• _Extracted records_
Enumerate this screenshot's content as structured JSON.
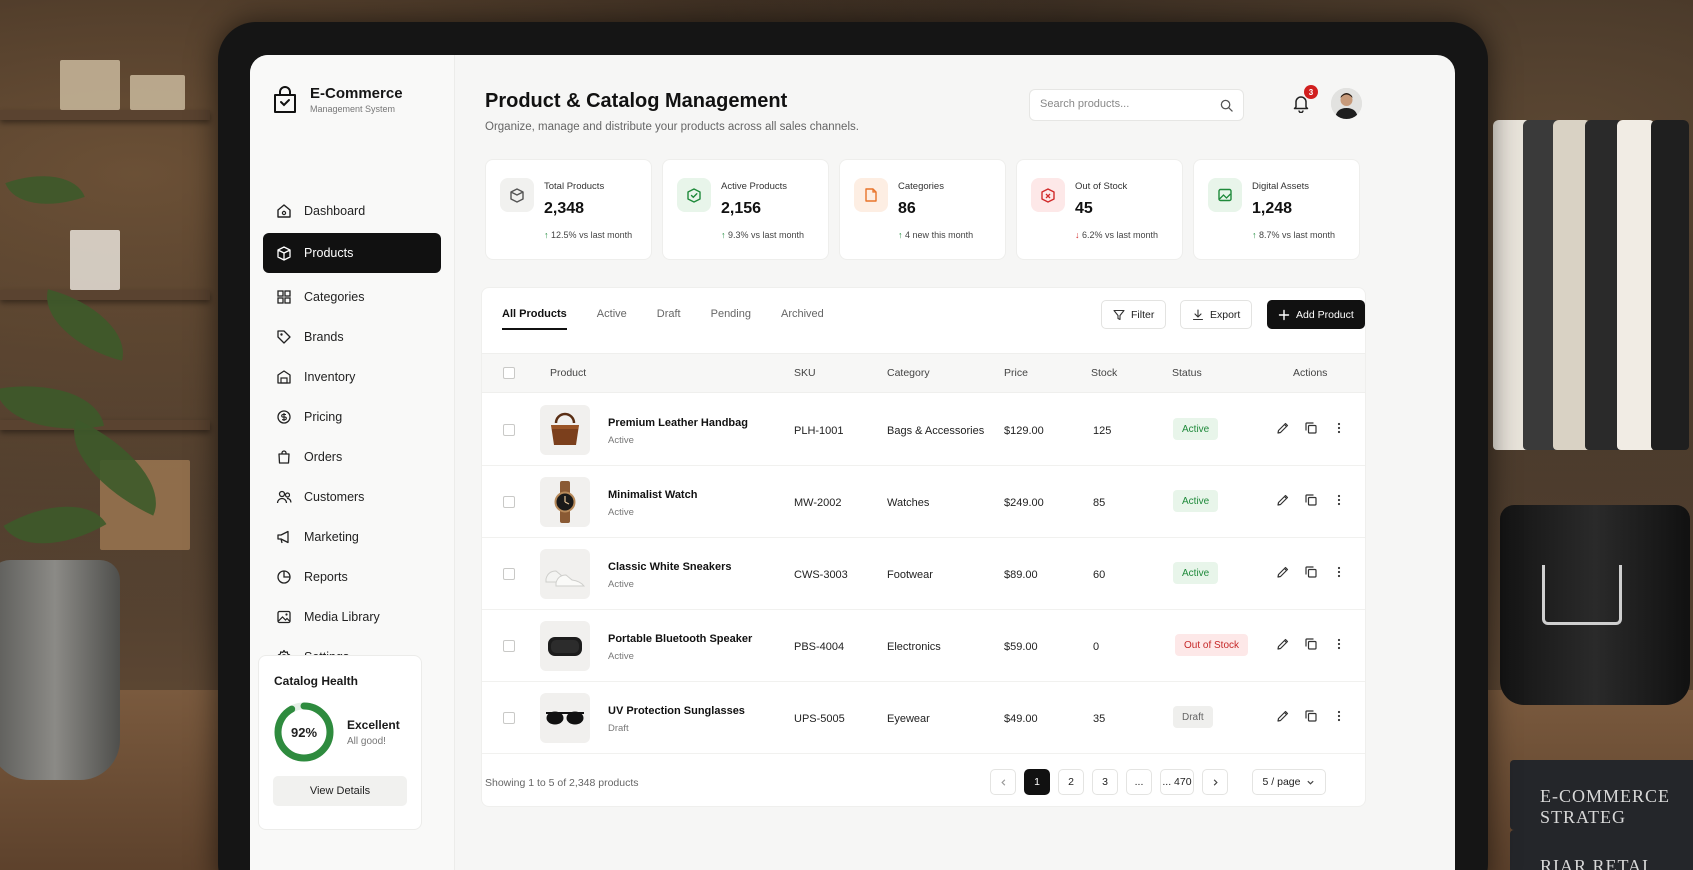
{
  "brand": {
    "title": "E-Commerce",
    "subtitle": "Management System"
  },
  "sidebar": {
    "items": [
      {
        "label": "Dashboard",
        "icon": "home-icon"
      },
      {
        "label": "Products",
        "icon": "box-icon",
        "active": true
      },
      {
        "label": "Categories",
        "icon": "grid-icon"
      },
      {
        "label": "Brands",
        "icon": "tag-icon"
      },
      {
        "label": "Inventory",
        "icon": "warehouse-icon"
      },
      {
        "label": "Pricing",
        "icon": "dollar-icon"
      },
      {
        "label": "Orders",
        "icon": "bag-icon"
      },
      {
        "label": "Customers",
        "icon": "users-icon"
      },
      {
        "label": "Marketing",
        "icon": "megaphone-icon"
      },
      {
        "label": "Reports",
        "icon": "chart-icon"
      },
      {
        "label": "Media Library",
        "icon": "image-icon"
      },
      {
        "label": "Settings",
        "icon": "gear-icon"
      }
    ]
  },
  "health": {
    "title": "Catalog Health",
    "percent": 92,
    "percent_label": "92%",
    "status": "Excellent",
    "note": "All good!",
    "button": "View Details"
  },
  "header": {
    "title": "Product & Catalog Management",
    "subtitle": "Organize, manage and distribute your products across all sales channels.",
    "search_placeholder": "Search products...",
    "notifications": "3"
  },
  "stats": [
    {
      "label": "Total Products",
      "value": "2,348",
      "change": "12.5%",
      "suffix": "vs last month",
      "trend": "up",
      "color": "#555555",
      "bg": "#f1f1ef"
    },
    {
      "label": "Active Products",
      "value": "2,156",
      "change": "9.3%",
      "suffix": "vs last month",
      "trend": "up",
      "color": "#1f8a3b",
      "bg": "#e8f5ea"
    },
    {
      "label": "Categories",
      "value": "86",
      "change": "4 new",
      "suffix": "this month",
      "trend": "up",
      "color": "#e8742a",
      "bg": "#fdeee3"
    },
    {
      "label": "Out of Stock",
      "value": "45",
      "change": "6.2%",
      "suffix": "vs last month",
      "trend": "down",
      "color": "#d12b2b",
      "bg": "#fde8e8"
    },
    {
      "label": "Digital Assets",
      "value": "1,248",
      "change": "8.7%",
      "suffix": "vs last month",
      "trend": "up",
      "color": "#1f8a3b",
      "bg": "#e8f5ea"
    }
  ],
  "tabs": [
    "All Products",
    "Active",
    "Draft",
    "Pending",
    "Archived"
  ],
  "buttons": {
    "filter": "Filter",
    "export": "Export",
    "add": "Add Product"
  },
  "columns": [
    "Product",
    "SKU",
    "Category",
    "Price",
    "Stock",
    "Status",
    "Actions"
  ],
  "products": [
    {
      "name": "Premium Leather Handbag",
      "sub": "Active",
      "sku": "PLH-1001",
      "category": "Bags & Accessories",
      "price": "$129.00",
      "stock": "125",
      "status": "Active",
      "tone": "green",
      "thumb": "handbag"
    },
    {
      "name": "Minimalist Watch",
      "sub": "Active",
      "sku": "MW-2002",
      "category": "Watches",
      "price": "$249.00",
      "stock": "85",
      "status": "Active",
      "tone": "green",
      "thumb": "watch"
    },
    {
      "name": "Classic White Sneakers",
      "sub": "Active",
      "sku": "CWS-3003",
      "category": "Footwear",
      "price": "$89.00",
      "stock": "60",
      "status": "Active",
      "tone": "green",
      "thumb": "sneakers"
    },
    {
      "name": "Portable Bluetooth Speaker",
      "sub": "Active",
      "sku": "PBS-4004",
      "category": "Electronics",
      "price": "$59.00",
      "stock": "0",
      "status": "Out of Stock",
      "tone": "red",
      "thumb": "speaker"
    },
    {
      "name": "UV Protection Sunglasses",
      "sub": "Draft",
      "sku": "UPS-5005",
      "category": "Eyewear",
      "price": "$49.00",
      "stock": "35",
      "status": "Draft",
      "tone": "gray",
      "thumb": "sunglasses"
    }
  ],
  "footer": {
    "showing": "Showing 1 to 5 of 2,348 products",
    "pages": [
      "1",
      "2",
      "3",
      "...",
      "... 470"
    ],
    "per_page": "5 / page"
  },
  "scene": {
    "mug_icon": "cart-icon",
    "book_title_1": "E-COMMERCE STRATEG",
    "book_title_2": "RIAR RETAI"
  }
}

• _Objective_
Check each line of the entries above for the word "thumb". List the ones that have it.

• _Answer to the problem_
      "thumb": "handbag"
      "thumb": "watch"
      "thumb": "sneakers"
      "thumb": "speaker"
      "thumb": "sunglasses"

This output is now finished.